- **What this task involves**
Please print all of the material below, word for word.

##### Items

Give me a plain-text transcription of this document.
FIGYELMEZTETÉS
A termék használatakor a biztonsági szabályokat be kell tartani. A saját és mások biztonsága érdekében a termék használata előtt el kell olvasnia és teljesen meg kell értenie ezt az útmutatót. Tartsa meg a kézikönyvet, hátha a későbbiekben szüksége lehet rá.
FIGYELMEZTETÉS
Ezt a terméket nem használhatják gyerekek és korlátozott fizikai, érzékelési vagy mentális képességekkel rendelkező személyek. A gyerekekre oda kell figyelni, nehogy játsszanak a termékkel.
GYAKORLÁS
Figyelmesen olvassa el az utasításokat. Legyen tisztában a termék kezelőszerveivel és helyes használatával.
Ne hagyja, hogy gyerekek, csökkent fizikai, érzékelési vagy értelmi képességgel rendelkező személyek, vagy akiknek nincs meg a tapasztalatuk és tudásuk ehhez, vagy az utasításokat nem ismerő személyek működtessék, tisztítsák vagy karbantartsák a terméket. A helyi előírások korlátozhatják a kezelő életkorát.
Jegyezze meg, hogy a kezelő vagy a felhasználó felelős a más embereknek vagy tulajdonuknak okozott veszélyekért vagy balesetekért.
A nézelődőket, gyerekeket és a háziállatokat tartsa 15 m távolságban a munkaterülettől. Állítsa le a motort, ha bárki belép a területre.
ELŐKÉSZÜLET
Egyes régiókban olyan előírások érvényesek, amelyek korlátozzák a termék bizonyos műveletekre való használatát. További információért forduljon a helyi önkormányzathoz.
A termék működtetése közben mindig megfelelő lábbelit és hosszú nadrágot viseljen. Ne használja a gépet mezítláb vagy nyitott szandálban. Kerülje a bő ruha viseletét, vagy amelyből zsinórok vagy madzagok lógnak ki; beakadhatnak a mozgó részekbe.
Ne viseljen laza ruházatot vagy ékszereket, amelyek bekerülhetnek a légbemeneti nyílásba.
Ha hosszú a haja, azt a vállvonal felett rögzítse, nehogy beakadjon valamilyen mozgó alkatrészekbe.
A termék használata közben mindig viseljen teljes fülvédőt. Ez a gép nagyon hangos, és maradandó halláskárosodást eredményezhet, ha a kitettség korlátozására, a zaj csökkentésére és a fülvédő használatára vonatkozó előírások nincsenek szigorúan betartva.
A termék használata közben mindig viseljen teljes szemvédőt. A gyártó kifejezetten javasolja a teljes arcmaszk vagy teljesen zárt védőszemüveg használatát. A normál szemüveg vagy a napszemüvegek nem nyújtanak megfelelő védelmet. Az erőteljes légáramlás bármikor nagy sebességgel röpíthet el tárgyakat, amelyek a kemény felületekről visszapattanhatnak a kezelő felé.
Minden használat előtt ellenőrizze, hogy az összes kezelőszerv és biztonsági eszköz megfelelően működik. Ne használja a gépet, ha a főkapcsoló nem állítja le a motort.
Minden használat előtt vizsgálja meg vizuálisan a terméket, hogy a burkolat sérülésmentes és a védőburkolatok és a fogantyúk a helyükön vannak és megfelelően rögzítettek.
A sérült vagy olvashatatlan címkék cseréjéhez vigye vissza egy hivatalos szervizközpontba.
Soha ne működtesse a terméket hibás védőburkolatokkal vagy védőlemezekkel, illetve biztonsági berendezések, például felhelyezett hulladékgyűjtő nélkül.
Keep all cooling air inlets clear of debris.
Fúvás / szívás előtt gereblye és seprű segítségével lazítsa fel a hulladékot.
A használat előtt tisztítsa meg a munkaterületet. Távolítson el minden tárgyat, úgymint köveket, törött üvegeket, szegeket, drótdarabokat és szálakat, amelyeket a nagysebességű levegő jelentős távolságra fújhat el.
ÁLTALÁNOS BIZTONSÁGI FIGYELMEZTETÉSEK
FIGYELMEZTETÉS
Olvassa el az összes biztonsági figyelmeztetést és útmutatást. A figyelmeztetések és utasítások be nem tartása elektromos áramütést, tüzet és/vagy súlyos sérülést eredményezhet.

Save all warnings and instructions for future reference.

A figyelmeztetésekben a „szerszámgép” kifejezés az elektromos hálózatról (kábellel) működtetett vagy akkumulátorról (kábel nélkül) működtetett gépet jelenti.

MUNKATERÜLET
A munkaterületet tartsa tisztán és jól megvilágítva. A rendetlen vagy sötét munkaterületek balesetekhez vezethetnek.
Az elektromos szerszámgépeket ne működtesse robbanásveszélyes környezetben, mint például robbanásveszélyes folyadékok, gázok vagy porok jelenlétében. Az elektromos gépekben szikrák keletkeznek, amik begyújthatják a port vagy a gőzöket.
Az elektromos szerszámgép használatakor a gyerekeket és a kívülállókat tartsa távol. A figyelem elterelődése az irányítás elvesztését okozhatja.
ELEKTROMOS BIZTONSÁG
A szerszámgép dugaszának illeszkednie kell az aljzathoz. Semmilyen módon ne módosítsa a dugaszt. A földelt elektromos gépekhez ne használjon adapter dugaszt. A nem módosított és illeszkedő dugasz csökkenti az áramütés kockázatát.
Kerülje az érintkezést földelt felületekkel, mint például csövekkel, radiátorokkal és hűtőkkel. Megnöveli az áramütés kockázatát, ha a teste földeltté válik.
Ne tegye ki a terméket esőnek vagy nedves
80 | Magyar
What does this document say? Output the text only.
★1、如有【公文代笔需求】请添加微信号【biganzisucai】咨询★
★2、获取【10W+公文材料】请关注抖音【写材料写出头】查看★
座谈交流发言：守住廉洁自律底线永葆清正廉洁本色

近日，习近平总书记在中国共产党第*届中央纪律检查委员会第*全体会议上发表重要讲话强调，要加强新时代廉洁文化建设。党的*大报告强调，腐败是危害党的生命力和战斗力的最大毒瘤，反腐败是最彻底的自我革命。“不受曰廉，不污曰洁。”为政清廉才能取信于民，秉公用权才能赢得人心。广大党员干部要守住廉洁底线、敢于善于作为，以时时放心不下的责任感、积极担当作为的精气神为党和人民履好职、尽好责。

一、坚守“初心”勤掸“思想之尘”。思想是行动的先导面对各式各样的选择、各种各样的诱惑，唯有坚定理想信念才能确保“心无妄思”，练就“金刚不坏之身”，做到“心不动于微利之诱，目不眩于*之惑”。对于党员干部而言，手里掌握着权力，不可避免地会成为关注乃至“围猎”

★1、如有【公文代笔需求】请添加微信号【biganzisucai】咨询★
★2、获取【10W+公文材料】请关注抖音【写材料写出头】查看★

##########

- **Answer to the exercise**
Give me a plain-text transcription of this document.
FIGYELMEZTETÉS
A termék használatakor a biztonsági szabályokat be kell tartani. A saját és mások biztonsága érdekében a termék használata előtt el kell olvasnia és teljesen meg kell értenie ezt az útmutatót. Tartsa meg a kézikönyvet, hátha a későbbiekben szüksége lehet rá.
FIGYELMEZTETÉS
Ezt a terméket nem használhatják gyerekek és korlátozott fizikai, érzékelési vagy mentális képességekkel rendelkező személyek. A gyerekekre oda kell figyelni, nehogy játsszanak a termékkel.
GYAKORLÁS
Figyelmesen olvassa el az utasításokat. Legyen tisztában a termék kezelőszerveivel és helyes használatával.
Ne hagyja, hogy gyerekek, csökkent fizikai, érzékelési vagy értelmi képességgel rendelkező személyek, vagy akiknek nincs meg a tapasztalatuk és tudásuk ehhez, vagy az utasításokat nem ismerő személyek működtessék, tisztítsák vagy karbantartsák a terméket. A helyi előírások korlátozhatják a kezelő életkorát.
Jegyezze meg, hogy a kezelő vagy a felhasználó felelős a más embereknek vagy tulajdonuknak okozott veszélyekért vagy balesetekért.
A nézelődőket, gyerekeket és a háziállatokat tartsa 15 m távolságban a munkaterülettől. Állítsa le a motort, ha bárki belép a területre.
ELŐKÉSZÜLET
Egyes régiókban olyan előírások érvényesek, amelyek korlátozzák a termék bizonyos műveletekre való használatát. További információért forduljon a helyi önkormányzathoz.
A termék működtetése közben mindig megfelelő lábbelit és hosszú nadrágot viseljen. Ne használja a gépet mezítláb vagy nyitott szandálban. Kerülje a bő ruha viseletét, vagy amelyből zsinórok vagy madzagok lógnak ki; beakadhatnak a mozgó részekbe.
Ne viseljen laza ruházatot vagy ékszereket, amelyek bekerülhetnek a légbemeneti nyílásba.
Ha hosszú a haja, azt a vállvonal felett rögzítse, nehogy beakadjon valamilyen mozgó alkatrészekbe.
A termék használata közben mindig viseljen teljes fülvédőt. Ez a gép nagyon hangos, és maradandó halláskárosodást eredményezhet, ha a kitettség korlátozására, a zaj csökkentésére és a fülvédő használatára vonatkozó előírások nincsenek szigorúan betartva.
A termék használata közben mindig viseljen teljes szemvédőt. A gyártó kifejezetten javasolja a teljes arcmaszk vagy teljesen zárt védőszemüveg használatát. A normál szemüveg vagy a napszemüvegek nem nyújtanak megfelelő védelmet. Az erőteljes légáramlás bármikor nagy sebességgel röpíthet el tárgyakat, amelyek a kemény felületekről visszapattanhatnak a kezelő felé.
Minden használat előtt ellenőrizze, hogy az összes kezelőszerv és biztonsági eszköz megfelelően működik. Ne használja a gépet, ha a főkapcsoló nem állítja le a motort.
Minden használat előtt vizsgálja meg vizuálisan a terméket, hogy a burkolat sérülésmentes és a védőburkolatok és a fogantyúk a helyükön vannak és megfelelően rögzítettek.
A sérült vagy olvashatatlan címkék cseréjéhez vigye vissza egy hivatalos szervizközpontba.
Soha ne működtesse a terméket hibás védőburkolatokkal vagy védőlemezekkel, illetve biztonsági berendezések, például felhelyezett hulladékgyűjtő nélkül.
Keep all cooling air inlets clear of debris.
Fúvás / szívás előtt gereblye és seprű segítségével lazítsa fel a hulladékot.
A használat előtt tisztítsa meg a munkaterületet. Távolítson el minden tárgyat, úgymint köveket, törött üvegeket, szegeket, drótdarabokat és szálakat, amelyeket a nagysebességű levegő jelentős távolságra fújhat el.
ÁLTALÁNOS BIZTONSÁGI FIGYELMEZTETÉSEK
FIGYELMEZTETÉS
Olvassa el az összes biztonsági figyelmeztetést és útmutatást. A figyelmeztetések és utasítások be nem tartása elektromos áramütést, tüzet és/vagy súlyos sérülést eredményezhet.

Save all warnings and instructions for future reference.

A figyelmeztetésekben a „szerszámgép” kifejezés az elektromos hálózatról (kábellel) működtetett vagy akkumulátorról (kábel nélkül) működtetett gépet jelenti.

MUNKATERÜLET
A munkaterületet tartsa tisztán és jól megvilágítva. A rendetlen vagy sötét munkaterületek balesetekhez vezethetnek.
Az elektromos szerszámgépeket ne működtesse robbanásveszélyes környezetben, mint például robbanásveszélyes folyadékok, gázok vagy porok jelenlétében. Az elektromos gépekben szikrák keletkeznek, amik begyújthatják a port vagy a gőzöket.
Az elektromos szerszámgép használatakor a gyerekeket és a kívülállókat tartsa távol. A figyelem elterelődése az irányítás elvesztését okozhatja.
ELEKTROMOS BIZTONSÁG
A szerszámgép dugaszának illeszkednie kell az aljzathoz. Semmilyen módon ne módosítsa a dugaszt. A földelt elektromos gépekhez ne használjon adapter dugaszt. A nem módosított és illeszkedő dugasz csökkenti az áramütés kockázatát.
Kerülje az érintkezést földelt felületekkel, mint például csövekkel, radiátorokkal és hűtőkkel. Megnöveli az áramütés kockázatát, ha a teste földeltté válik.
Ne tegye ki a terméket esőnek vagy nedves
80 | Magyar
What does this document say? Output the text only.
★1、如有【公文代笔需求】请添加微信号【biganzisucai】咨询★
★2、获取【10W+公文材料】请关注抖音【写材料写出头】查看★
座谈交流发言：守住廉洁自律底线永葆清正廉洁本色

近日，习近平总书记在中国共产党第*届中央纪律检查委员会第*全体会议上发表重要讲话强调，要加强新时代廉洁文化建设。党的*大报告强调，腐败是危害党的生命力和战斗力的最大毒瘤，反腐败是最彻底的自我革命。“不受曰廉，不污曰洁。”为政清廉才能取信于民，秉公用权才能赢得人心。广大党员干部要守住廉洁底线、敢于善于作为，以时时放心不下的责任感、积极担当作为的精气神为党和人民履好职、尽好责。

一、坚守“初心”勤掸“思想之尘”。思想是行动的先导面对各式各样的选择、各种各样的诱惑，唯有坚定理想信念才能确保“心无妄思”，练就“金刚不坏之身”，做到“心不动于微利之诱，目不眩于*之惑”。对于党员干部而言，手里掌握着权力，不可避免地会成为关注乃至“围猎”

★1、如有【公文代笔需求】请添加微信号【biganzisucai】咨询★
★2、获取【10W+公文材料】请关注抖音【写材料写出头】查看★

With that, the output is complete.